**EXERCISE INSTRUCTIONS**. Count every line in the entries that follow where the word "this" appears, then state only the total.

┌──

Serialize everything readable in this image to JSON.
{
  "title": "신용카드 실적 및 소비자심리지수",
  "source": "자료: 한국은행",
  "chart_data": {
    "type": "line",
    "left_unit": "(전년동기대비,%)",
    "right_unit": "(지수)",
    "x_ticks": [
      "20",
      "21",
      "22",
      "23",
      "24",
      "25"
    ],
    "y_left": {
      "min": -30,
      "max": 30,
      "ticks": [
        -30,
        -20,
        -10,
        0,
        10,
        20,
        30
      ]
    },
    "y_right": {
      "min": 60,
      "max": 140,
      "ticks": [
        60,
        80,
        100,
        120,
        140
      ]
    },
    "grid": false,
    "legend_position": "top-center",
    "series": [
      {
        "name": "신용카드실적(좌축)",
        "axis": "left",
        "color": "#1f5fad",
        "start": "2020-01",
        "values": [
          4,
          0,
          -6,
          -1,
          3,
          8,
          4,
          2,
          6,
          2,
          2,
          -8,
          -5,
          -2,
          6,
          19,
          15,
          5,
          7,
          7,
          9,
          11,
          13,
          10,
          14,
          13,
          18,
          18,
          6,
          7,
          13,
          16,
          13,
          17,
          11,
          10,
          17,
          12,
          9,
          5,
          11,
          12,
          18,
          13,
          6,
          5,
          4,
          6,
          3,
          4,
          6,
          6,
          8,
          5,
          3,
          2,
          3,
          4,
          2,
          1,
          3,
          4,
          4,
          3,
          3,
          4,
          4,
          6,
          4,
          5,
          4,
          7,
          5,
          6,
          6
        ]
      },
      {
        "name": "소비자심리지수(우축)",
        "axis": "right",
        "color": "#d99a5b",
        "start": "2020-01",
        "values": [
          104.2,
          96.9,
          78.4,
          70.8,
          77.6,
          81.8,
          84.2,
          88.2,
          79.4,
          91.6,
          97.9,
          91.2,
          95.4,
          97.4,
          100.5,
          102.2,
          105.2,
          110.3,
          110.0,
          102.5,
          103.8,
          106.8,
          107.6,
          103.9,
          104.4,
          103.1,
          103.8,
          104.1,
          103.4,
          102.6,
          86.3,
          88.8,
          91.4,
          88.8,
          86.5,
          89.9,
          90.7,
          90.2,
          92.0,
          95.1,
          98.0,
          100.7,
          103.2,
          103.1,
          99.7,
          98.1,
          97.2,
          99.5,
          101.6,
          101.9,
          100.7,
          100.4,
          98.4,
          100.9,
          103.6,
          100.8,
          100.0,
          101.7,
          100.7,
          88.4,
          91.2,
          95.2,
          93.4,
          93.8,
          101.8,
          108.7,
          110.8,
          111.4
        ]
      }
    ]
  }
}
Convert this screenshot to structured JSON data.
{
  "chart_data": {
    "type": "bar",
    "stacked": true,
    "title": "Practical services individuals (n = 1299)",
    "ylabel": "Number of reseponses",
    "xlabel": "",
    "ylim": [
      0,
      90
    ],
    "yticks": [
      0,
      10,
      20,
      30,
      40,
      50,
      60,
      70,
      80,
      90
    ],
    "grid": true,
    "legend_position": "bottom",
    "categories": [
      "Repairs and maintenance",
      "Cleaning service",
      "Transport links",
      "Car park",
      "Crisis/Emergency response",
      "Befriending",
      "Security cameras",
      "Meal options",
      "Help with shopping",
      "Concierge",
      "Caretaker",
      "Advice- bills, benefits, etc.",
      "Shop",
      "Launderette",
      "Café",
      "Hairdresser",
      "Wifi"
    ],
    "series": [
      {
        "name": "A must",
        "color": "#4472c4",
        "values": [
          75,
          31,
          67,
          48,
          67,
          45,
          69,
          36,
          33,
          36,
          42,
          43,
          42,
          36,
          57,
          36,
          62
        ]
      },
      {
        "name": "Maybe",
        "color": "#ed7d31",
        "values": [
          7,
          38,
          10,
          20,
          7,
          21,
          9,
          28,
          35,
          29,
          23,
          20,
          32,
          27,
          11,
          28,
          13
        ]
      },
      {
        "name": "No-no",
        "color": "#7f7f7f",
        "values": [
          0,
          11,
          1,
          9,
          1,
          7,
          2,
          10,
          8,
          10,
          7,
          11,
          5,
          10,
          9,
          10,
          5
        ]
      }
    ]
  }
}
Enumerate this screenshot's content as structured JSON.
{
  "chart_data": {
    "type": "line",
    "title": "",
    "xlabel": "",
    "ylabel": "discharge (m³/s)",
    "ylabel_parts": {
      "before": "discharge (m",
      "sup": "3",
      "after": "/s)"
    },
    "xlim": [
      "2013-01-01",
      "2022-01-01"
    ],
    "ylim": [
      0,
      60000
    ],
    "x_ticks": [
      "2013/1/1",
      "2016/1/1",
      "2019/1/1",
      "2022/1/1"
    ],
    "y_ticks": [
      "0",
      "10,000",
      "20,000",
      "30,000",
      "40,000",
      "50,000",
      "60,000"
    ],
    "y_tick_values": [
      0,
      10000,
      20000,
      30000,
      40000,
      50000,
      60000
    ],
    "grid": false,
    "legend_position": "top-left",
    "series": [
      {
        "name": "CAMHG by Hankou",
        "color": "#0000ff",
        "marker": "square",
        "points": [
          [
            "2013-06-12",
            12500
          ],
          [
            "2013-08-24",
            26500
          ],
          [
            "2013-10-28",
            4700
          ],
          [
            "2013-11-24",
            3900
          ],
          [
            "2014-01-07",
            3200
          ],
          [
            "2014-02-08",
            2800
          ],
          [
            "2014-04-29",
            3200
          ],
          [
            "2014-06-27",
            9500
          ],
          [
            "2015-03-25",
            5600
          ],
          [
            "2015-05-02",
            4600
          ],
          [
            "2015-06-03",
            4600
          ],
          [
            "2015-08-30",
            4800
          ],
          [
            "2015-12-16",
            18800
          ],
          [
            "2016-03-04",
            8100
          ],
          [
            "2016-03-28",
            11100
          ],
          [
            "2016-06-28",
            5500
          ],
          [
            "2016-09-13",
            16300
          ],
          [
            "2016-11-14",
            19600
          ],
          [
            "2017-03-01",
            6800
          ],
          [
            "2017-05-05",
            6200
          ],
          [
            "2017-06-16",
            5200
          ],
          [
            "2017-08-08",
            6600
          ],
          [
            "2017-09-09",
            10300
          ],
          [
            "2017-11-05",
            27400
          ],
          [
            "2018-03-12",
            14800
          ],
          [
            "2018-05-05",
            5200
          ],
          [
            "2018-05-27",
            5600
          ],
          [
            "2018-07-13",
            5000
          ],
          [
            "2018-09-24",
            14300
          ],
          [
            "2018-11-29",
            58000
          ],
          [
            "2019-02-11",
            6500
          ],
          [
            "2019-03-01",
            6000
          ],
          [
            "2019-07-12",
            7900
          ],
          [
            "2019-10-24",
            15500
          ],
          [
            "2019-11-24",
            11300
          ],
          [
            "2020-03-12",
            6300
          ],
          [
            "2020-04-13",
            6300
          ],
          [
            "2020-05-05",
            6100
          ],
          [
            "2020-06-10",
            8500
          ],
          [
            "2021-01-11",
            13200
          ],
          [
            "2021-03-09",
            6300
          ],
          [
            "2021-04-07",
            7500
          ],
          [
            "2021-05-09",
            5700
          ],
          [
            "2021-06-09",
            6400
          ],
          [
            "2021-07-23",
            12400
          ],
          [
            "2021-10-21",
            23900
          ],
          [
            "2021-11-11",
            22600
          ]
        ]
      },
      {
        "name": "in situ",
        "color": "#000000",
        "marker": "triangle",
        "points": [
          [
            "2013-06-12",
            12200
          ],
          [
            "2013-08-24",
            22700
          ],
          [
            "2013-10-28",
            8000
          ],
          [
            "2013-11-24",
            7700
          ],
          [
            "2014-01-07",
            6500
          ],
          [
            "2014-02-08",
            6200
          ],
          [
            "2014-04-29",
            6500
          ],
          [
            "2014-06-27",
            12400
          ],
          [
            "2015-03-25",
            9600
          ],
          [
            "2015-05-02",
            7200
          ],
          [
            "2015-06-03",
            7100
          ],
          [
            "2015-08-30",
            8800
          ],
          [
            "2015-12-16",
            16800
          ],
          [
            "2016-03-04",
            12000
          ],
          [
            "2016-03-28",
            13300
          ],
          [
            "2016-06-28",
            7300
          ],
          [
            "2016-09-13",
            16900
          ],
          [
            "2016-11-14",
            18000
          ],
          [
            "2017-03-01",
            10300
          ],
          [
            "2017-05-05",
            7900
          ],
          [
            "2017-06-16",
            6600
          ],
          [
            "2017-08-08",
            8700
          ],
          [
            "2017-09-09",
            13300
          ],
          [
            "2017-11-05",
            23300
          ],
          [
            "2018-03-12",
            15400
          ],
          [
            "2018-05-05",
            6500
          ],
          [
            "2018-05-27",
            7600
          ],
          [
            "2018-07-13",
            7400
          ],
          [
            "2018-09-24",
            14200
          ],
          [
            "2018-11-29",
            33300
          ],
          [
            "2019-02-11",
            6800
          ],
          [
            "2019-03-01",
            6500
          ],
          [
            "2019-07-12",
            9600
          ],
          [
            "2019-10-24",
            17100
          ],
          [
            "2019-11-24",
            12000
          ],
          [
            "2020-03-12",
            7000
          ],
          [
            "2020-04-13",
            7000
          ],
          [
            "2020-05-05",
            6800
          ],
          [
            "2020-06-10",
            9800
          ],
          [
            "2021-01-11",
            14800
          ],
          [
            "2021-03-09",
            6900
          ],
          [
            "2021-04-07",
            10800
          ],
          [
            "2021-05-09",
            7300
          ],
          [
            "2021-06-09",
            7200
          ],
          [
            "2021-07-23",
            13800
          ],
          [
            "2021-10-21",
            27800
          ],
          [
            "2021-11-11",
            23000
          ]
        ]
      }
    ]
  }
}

└──

**WORKED SOLUTION**. 3